◆ SET PROBLEM
Retype, exactly and with nothing added, the lines from the one showing "Enumerate this screenshot's" through the final line of the material. Omit pictures.

◆ EXTRACTED DATA
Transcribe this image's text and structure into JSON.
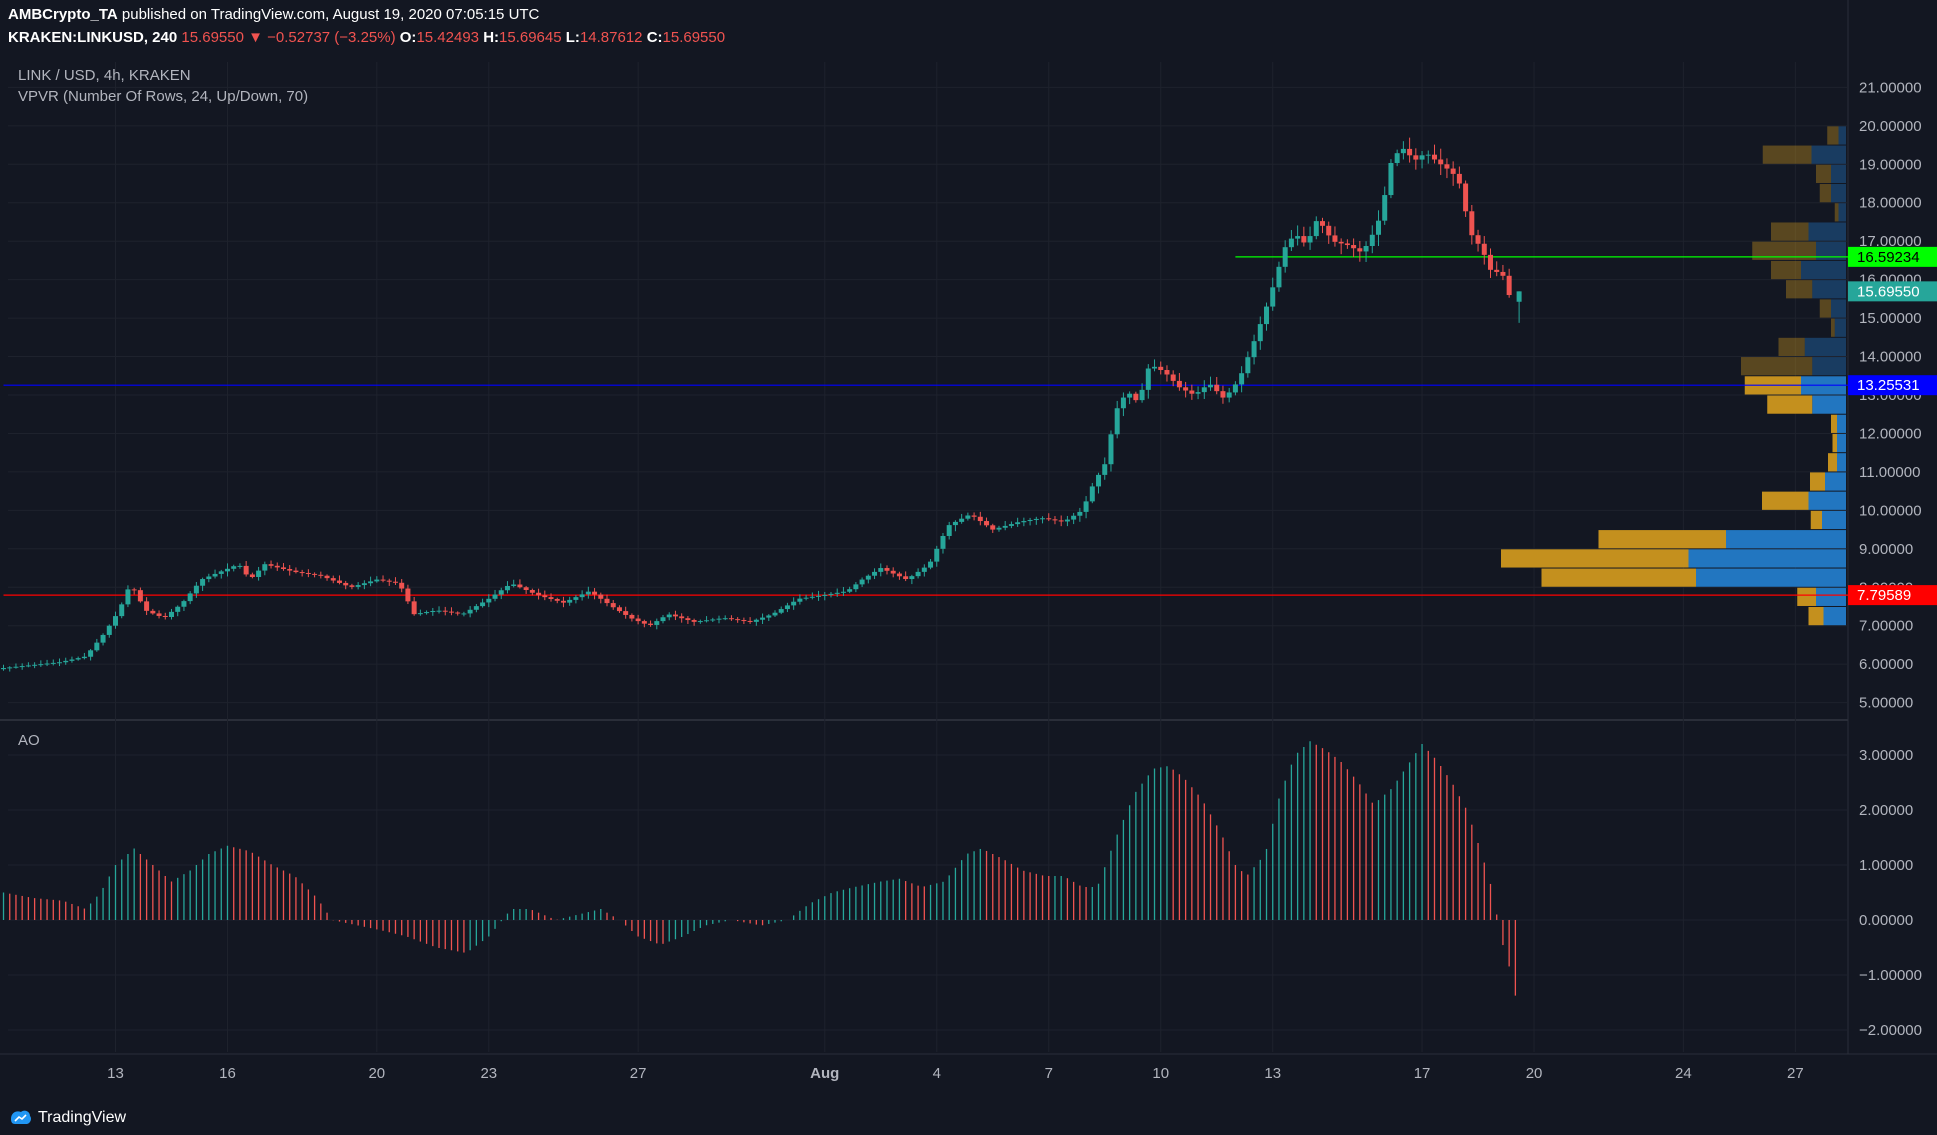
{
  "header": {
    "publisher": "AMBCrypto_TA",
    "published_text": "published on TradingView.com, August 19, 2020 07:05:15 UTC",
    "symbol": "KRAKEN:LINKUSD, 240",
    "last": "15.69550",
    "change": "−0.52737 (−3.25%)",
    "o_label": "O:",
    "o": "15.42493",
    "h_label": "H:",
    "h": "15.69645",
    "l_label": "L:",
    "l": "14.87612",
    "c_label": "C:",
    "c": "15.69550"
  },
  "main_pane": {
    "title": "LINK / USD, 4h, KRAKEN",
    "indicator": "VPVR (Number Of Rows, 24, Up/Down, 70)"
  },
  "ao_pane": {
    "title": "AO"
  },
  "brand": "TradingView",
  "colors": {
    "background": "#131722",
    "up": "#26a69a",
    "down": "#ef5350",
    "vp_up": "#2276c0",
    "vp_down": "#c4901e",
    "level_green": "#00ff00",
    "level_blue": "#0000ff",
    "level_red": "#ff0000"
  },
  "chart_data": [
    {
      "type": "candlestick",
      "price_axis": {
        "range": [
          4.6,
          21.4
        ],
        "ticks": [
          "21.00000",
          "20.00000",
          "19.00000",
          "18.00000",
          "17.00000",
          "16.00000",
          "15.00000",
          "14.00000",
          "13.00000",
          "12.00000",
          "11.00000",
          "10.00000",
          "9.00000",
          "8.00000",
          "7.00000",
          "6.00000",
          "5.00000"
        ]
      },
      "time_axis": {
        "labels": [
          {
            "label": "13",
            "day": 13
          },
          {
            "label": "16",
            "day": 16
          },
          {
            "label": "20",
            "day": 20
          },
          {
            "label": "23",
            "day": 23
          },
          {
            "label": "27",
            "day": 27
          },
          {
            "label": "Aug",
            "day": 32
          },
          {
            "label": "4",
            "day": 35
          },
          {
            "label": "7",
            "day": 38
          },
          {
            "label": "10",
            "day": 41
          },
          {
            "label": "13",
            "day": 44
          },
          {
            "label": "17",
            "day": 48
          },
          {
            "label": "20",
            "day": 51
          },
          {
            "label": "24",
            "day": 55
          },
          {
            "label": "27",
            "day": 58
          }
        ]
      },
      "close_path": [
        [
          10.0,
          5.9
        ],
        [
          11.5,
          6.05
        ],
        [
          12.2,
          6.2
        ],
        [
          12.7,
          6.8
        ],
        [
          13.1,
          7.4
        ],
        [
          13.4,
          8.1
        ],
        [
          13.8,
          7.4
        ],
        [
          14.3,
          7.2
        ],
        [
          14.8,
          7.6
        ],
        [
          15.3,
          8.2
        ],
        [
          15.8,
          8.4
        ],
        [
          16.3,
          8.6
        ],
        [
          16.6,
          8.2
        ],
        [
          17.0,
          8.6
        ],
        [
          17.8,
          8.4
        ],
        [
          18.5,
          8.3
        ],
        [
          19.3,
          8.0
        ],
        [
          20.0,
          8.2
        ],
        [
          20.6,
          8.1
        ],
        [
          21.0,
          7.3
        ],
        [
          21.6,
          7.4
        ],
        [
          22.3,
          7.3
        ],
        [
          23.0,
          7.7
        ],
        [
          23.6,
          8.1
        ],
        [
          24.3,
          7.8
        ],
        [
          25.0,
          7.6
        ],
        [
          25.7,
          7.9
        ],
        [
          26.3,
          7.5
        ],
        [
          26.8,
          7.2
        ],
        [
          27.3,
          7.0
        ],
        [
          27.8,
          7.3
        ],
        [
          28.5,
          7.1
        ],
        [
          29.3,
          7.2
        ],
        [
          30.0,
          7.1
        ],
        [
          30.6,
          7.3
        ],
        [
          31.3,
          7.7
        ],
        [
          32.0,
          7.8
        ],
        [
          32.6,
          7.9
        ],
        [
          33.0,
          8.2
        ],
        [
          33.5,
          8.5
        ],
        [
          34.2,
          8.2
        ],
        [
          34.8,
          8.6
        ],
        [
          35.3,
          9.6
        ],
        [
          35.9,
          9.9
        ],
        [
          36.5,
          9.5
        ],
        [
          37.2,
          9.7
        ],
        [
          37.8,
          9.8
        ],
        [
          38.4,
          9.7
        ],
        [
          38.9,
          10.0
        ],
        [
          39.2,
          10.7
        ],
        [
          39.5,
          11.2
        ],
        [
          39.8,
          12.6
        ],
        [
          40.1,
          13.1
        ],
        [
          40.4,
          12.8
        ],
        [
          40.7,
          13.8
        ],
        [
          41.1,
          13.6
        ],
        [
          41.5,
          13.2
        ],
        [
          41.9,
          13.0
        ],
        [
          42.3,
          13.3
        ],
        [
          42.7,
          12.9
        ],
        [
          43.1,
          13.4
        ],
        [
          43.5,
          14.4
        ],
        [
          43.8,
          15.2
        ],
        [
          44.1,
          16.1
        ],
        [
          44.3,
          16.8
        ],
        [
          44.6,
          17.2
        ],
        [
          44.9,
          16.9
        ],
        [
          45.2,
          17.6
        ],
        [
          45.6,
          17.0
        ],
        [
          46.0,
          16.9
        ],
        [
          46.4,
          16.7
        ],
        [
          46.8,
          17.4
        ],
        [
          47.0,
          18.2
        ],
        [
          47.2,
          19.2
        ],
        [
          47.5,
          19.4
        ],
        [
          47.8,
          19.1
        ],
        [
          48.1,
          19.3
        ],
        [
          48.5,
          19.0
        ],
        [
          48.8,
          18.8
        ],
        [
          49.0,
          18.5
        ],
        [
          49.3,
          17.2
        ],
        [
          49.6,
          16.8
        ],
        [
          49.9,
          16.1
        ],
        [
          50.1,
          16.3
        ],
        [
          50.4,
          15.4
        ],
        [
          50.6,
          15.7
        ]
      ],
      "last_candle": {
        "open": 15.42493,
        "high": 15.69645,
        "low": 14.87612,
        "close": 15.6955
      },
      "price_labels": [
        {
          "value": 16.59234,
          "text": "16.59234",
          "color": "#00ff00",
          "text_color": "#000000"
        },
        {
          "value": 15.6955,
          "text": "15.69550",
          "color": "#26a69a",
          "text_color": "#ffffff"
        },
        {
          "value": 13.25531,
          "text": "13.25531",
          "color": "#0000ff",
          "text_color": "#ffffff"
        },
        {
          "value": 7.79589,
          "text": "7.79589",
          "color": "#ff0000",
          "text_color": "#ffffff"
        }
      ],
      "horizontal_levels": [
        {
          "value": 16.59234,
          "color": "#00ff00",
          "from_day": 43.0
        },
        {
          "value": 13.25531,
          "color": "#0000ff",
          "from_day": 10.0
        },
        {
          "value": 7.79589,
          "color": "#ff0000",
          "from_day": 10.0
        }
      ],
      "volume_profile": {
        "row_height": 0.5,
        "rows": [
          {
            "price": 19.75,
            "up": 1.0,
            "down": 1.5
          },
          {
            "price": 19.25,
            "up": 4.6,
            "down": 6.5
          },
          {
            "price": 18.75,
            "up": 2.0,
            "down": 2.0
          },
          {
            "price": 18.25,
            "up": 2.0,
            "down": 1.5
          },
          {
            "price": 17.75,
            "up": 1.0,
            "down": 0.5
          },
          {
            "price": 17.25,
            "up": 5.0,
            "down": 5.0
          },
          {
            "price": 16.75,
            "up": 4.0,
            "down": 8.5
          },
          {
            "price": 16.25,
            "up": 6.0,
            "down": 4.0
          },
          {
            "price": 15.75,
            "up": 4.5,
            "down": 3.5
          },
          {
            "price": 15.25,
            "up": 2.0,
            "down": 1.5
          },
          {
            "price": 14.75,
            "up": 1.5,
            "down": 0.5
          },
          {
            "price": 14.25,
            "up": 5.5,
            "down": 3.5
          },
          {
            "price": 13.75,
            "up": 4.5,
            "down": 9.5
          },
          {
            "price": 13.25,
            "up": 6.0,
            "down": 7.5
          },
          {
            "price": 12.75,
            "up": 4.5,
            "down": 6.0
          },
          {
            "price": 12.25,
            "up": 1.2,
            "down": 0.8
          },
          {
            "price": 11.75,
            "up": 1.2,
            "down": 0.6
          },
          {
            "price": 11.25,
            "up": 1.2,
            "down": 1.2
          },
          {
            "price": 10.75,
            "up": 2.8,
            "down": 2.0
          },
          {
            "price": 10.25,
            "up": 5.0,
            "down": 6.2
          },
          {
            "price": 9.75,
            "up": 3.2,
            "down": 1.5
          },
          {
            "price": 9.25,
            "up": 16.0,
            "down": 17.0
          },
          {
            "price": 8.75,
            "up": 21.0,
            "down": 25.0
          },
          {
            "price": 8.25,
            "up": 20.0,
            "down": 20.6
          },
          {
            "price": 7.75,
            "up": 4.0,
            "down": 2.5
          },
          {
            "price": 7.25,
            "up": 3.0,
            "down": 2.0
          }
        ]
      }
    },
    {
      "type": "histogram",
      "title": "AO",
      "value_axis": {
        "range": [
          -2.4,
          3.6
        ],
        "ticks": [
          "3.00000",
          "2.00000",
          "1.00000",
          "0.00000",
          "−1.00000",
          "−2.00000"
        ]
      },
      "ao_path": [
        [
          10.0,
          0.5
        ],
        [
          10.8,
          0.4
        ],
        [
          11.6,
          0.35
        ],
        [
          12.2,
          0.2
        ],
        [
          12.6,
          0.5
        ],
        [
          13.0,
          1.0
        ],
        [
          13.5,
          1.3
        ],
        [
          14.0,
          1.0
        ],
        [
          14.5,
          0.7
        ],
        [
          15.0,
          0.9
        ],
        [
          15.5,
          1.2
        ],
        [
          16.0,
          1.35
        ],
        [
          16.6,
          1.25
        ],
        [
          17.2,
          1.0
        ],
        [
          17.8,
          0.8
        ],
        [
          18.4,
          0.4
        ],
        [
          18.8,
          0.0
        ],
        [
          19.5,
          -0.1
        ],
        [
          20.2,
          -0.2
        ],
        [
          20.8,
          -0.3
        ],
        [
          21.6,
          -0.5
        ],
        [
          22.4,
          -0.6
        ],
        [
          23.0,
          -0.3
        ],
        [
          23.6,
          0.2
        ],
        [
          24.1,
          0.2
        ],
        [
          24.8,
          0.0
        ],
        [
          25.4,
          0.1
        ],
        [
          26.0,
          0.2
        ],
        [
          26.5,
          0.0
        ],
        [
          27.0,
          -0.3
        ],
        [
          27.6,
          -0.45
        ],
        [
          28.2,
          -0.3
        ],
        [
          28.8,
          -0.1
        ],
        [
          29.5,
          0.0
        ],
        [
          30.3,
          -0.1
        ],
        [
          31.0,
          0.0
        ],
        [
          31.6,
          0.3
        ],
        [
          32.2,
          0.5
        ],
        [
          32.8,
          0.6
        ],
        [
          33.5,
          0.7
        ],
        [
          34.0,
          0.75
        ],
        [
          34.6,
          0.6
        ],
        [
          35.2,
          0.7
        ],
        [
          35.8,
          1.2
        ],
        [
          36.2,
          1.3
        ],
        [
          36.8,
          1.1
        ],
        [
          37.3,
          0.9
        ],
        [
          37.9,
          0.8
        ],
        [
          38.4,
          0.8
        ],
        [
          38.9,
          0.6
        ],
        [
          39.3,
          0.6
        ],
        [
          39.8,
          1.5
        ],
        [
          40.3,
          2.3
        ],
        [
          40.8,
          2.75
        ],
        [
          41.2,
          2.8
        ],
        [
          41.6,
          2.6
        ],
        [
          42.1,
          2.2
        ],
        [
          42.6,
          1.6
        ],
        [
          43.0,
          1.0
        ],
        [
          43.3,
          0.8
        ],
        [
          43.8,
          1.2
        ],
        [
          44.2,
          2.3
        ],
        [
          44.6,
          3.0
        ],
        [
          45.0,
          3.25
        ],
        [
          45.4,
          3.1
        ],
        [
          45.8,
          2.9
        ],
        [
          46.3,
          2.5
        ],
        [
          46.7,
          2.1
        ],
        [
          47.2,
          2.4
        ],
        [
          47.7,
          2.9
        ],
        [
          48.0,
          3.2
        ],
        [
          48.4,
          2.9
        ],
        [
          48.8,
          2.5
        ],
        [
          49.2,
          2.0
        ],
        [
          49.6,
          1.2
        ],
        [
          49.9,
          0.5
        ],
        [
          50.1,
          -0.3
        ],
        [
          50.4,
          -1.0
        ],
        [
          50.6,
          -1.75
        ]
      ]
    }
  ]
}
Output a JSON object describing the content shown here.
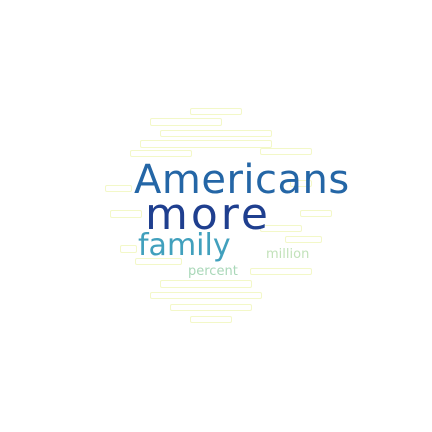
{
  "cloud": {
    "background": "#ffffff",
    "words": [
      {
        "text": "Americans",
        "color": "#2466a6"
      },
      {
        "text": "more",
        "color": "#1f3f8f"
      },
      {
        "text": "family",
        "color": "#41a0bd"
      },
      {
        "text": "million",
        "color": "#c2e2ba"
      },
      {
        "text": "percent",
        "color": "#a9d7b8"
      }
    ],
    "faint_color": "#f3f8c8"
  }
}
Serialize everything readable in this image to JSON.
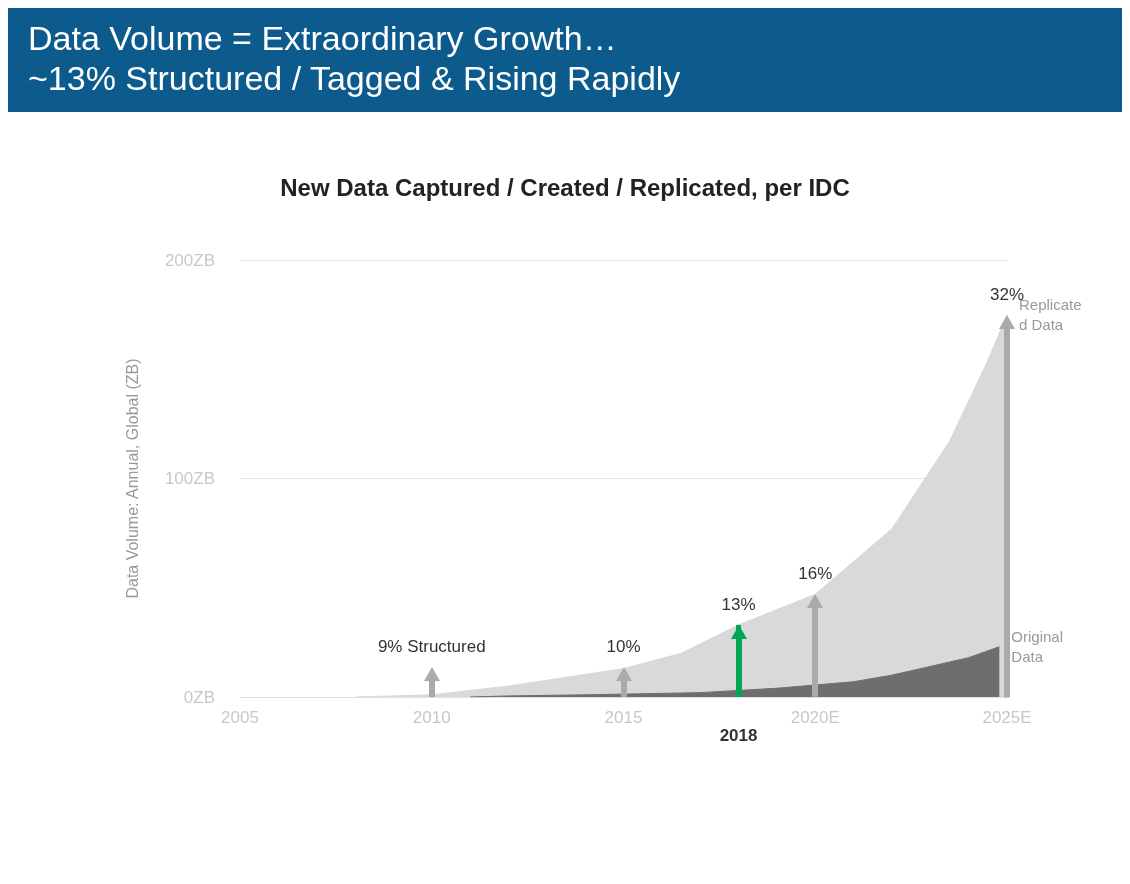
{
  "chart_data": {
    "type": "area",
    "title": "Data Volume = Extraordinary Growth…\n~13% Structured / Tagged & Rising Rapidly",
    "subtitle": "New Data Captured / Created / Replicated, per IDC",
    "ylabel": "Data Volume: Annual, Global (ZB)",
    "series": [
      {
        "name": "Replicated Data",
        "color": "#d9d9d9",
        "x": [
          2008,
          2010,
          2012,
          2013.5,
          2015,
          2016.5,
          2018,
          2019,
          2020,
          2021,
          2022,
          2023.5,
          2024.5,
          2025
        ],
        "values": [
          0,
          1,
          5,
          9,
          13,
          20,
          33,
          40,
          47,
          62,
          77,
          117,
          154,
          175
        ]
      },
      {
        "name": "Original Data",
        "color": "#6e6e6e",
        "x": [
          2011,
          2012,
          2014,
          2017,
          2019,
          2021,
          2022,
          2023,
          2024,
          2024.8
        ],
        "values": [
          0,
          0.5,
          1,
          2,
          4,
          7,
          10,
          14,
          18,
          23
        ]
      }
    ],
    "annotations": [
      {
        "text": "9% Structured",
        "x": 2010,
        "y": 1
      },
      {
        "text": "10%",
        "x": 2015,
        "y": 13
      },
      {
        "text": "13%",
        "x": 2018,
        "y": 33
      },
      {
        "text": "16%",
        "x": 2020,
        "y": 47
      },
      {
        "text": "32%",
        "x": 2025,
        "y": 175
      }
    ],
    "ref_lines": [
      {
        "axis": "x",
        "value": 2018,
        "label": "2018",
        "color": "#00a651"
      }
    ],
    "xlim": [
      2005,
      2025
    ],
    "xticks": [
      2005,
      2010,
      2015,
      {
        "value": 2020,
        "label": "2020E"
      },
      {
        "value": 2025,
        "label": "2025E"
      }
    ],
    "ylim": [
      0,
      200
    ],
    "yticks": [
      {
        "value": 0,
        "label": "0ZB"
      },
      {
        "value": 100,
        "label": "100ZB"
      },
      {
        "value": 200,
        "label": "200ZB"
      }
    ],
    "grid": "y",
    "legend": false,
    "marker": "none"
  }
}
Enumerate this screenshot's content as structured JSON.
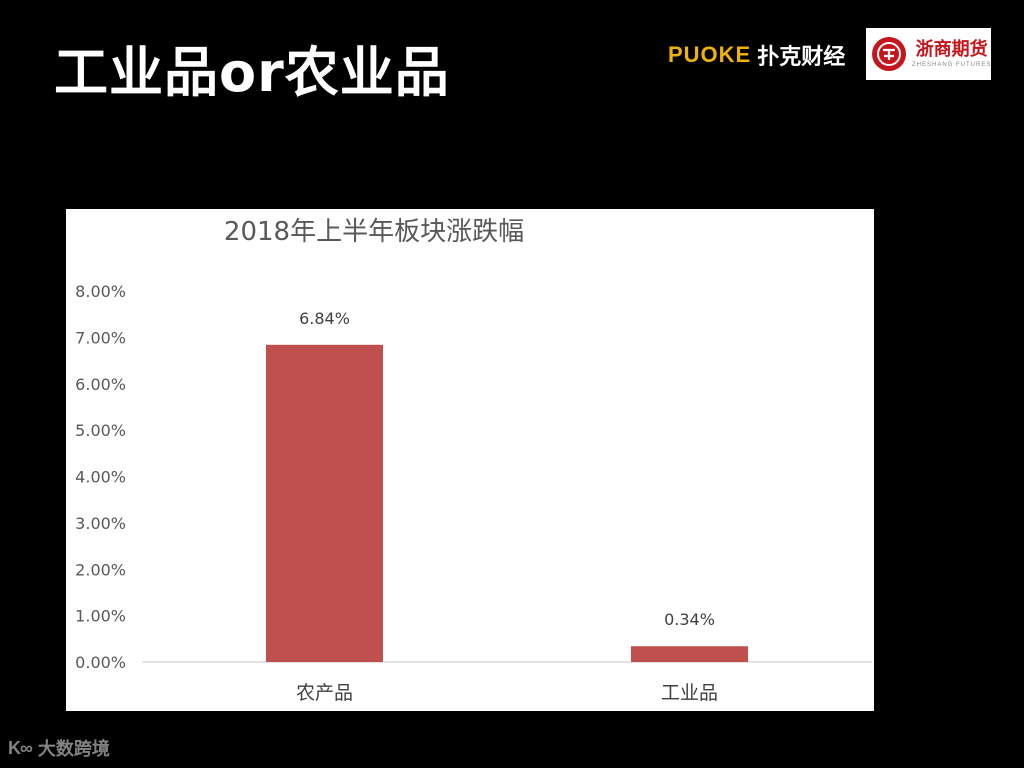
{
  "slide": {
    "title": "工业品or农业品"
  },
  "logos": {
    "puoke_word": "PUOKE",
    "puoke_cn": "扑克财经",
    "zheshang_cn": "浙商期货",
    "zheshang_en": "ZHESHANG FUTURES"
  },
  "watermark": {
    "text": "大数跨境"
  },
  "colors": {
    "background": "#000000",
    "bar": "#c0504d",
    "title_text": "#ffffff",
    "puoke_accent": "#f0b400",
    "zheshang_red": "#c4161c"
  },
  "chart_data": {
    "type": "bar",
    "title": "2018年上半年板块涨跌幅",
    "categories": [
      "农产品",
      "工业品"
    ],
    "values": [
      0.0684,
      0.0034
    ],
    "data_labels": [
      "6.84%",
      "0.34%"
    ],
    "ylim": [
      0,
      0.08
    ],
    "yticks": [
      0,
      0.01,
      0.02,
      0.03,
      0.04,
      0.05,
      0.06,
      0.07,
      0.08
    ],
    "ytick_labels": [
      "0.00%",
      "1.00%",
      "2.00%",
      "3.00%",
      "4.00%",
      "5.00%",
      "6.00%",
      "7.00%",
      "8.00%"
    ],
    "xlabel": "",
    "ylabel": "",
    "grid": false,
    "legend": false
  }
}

◆ FINAL RESULT
Enumerate this screenshot's content as structured JSON.
{
  "slide": {
    "title": "工业品or农业品"
  },
  "logos": {
    "puoke_word": "PUOKE",
    "puoke_cn": "扑克财经",
    "zheshang_cn": "浙商期货",
    "zheshang_en": "ZHESHANG FUTURES"
  },
  "watermark": {
    "text": "大数跨境"
  },
  "colors": {
    "background": "#000000",
    "bar": "#c0504d",
    "title_text": "#ffffff",
    "puoke_accent": "#f0b400",
    "zheshang_red": "#c4161c"
  },
  "chart_data": {
    "type": "bar",
    "title": "2018年上半年板块涨跌幅",
    "categories": [
      "农产品",
      "工业品"
    ],
    "values": [
      0.0684,
      0.0034
    ],
    "data_labels": [
      "6.84%",
      "0.34%"
    ],
    "ylim": [
      0,
      0.08
    ],
    "yticks": [
      0,
      0.01,
      0.02,
      0.03,
      0.04,
      0.05,
      0.06,
      0.07,
      0.08
    ],
    "ytick_labels": [
      "0.00%",
      "1.00%",
      "2.00%",
      "3.00%",
      "4.00%",
      "5.00%",
      "6.00%",
      "7.00%",
      "8.00%"
    ],
    "xlabel": "",
    "ylabel": "",
    "grid": false,
    "legend": false
  }
}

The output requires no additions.